[Start TASK INPUT]
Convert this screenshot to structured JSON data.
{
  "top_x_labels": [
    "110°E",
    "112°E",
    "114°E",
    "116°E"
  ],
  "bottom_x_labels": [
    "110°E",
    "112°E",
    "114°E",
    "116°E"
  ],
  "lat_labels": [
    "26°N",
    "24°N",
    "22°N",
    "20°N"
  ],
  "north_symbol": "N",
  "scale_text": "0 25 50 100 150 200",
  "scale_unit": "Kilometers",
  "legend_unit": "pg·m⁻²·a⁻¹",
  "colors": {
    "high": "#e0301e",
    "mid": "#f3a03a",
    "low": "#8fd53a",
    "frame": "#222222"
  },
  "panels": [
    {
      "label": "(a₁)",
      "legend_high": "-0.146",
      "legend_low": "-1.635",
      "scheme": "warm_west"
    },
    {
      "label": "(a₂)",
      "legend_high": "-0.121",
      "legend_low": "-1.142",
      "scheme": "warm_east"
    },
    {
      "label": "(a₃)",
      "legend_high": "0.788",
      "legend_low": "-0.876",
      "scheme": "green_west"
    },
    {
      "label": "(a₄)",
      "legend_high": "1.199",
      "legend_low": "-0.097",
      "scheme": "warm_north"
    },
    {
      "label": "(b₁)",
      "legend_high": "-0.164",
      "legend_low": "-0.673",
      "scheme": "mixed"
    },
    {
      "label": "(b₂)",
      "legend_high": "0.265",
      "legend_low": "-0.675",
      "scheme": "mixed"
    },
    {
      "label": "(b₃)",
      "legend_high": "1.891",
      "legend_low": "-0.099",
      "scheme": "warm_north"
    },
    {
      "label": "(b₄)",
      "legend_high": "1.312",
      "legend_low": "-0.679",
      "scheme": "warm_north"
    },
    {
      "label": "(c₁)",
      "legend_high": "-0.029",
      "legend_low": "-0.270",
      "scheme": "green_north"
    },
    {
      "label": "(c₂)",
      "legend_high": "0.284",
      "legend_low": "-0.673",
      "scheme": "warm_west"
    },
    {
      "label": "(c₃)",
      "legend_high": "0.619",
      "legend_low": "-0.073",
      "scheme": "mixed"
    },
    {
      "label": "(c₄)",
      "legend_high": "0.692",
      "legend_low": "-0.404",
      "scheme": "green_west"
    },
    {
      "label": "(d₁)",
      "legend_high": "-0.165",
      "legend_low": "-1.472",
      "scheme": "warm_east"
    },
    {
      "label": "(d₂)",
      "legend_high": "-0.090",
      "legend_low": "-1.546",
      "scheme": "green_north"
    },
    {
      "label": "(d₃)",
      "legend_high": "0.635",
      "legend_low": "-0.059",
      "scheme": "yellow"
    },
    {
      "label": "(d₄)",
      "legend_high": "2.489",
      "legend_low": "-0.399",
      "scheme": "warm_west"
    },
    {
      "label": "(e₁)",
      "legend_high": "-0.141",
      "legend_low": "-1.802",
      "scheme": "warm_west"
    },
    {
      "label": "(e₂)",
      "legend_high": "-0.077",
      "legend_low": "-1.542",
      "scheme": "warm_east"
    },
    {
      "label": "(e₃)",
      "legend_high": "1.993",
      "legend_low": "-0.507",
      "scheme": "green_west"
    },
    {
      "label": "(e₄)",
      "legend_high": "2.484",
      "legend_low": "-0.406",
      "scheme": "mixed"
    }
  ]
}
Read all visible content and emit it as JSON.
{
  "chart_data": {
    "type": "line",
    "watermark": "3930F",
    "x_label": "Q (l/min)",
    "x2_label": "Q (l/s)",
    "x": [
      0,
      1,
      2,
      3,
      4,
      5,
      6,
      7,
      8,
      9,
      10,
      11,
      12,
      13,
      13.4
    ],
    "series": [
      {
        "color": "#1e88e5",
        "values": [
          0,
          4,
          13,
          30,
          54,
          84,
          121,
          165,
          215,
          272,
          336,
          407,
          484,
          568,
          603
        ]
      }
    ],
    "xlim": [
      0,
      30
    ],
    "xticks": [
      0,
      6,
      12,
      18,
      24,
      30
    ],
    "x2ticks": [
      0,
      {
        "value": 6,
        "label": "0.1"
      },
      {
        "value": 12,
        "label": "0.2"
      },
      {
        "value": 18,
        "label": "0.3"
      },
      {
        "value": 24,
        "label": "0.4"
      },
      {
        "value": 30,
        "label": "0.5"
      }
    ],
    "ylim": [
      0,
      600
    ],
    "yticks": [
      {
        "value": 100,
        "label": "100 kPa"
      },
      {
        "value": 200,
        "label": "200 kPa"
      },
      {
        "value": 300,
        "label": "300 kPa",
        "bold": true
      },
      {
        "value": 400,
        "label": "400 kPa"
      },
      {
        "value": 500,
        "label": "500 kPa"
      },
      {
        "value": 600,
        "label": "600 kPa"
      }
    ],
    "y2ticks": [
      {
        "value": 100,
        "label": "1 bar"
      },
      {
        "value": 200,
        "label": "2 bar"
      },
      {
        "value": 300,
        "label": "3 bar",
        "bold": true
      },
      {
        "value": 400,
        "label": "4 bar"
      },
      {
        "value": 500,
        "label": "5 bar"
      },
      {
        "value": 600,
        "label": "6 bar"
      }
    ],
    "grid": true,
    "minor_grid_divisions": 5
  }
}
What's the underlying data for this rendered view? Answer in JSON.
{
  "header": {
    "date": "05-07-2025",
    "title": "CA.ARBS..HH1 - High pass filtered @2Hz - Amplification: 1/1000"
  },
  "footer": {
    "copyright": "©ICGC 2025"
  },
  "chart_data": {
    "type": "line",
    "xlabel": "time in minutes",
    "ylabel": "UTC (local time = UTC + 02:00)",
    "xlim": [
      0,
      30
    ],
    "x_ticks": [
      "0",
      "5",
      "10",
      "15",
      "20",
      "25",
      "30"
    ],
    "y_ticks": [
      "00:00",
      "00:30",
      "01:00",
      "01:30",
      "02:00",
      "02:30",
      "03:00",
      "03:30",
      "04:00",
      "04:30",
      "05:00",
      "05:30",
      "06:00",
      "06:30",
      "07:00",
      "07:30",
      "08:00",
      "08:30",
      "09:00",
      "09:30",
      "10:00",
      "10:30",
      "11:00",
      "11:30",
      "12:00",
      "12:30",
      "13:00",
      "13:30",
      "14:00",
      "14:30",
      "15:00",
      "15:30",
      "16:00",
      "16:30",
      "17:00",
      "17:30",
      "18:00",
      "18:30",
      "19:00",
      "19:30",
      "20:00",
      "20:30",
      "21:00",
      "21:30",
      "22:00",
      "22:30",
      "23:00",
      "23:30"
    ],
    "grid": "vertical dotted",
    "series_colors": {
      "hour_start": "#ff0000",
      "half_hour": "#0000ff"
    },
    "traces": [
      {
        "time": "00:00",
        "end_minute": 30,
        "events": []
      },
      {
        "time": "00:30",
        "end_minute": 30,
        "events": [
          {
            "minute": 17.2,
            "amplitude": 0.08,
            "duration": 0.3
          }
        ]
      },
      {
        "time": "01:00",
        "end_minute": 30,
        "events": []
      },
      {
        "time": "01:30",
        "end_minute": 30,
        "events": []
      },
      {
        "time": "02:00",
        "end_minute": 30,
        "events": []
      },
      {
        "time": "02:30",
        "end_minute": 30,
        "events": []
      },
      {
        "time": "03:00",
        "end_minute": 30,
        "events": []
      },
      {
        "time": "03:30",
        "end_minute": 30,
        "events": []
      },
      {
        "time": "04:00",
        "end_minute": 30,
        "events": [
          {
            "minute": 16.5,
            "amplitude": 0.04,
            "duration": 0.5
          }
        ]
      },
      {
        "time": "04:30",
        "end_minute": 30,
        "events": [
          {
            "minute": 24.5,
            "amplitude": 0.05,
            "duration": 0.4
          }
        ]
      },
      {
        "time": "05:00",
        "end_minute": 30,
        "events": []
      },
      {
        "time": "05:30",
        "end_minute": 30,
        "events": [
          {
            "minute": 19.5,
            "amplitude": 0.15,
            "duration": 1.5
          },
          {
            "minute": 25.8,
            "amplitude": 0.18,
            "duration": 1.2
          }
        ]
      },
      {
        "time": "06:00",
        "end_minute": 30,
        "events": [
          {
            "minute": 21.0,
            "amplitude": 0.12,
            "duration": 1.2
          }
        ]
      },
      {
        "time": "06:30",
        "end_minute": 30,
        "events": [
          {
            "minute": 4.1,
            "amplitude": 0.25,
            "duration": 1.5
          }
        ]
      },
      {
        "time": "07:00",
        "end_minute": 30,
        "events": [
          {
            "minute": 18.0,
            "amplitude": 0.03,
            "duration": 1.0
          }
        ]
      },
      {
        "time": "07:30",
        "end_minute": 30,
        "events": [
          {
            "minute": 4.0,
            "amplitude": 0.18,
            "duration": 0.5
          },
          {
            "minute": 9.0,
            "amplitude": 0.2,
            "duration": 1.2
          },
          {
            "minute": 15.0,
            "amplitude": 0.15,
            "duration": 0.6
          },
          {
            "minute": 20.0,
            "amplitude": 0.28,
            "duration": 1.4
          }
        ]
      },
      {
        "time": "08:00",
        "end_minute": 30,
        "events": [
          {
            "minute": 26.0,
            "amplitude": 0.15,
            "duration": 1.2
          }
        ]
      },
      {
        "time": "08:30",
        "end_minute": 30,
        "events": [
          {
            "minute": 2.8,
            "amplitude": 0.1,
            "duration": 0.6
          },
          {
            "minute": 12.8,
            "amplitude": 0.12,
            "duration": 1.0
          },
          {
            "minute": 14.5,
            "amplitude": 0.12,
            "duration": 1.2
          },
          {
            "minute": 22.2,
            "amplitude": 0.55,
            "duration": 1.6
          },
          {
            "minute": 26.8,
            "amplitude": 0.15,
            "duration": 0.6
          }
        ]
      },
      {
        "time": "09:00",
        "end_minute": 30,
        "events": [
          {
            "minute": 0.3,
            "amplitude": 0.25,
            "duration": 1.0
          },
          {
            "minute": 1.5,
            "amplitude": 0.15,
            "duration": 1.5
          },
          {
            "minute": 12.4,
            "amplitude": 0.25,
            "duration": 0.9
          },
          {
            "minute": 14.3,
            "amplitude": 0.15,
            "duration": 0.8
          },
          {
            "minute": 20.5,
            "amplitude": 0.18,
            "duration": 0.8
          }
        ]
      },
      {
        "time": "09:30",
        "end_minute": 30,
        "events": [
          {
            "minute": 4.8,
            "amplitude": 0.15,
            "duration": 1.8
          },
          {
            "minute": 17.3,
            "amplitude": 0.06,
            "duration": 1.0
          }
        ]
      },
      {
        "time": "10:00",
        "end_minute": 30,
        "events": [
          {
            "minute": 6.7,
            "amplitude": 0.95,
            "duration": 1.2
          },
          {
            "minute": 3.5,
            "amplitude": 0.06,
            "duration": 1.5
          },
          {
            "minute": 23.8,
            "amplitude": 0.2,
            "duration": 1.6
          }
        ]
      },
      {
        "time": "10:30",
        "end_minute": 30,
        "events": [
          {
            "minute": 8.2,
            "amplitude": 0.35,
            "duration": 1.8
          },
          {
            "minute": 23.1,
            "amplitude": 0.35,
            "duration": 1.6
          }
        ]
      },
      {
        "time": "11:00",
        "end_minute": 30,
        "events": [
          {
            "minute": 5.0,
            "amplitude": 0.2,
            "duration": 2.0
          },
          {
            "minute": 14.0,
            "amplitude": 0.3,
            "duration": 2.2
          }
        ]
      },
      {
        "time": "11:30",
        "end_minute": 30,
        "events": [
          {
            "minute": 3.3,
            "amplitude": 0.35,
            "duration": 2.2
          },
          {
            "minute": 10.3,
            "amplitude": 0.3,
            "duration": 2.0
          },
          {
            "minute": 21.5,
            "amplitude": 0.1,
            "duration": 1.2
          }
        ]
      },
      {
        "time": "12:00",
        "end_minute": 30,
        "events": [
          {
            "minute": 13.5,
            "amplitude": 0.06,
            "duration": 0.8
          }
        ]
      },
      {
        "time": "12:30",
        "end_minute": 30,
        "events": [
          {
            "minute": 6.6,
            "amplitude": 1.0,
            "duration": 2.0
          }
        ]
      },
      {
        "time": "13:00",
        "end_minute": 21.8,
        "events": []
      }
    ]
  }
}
[End TASK INPUT]
WHAT YOU NEED TO DO:
Across the records, how many lines contain "JSON"? Only the number should be given.

EXERCISE RESULT:
3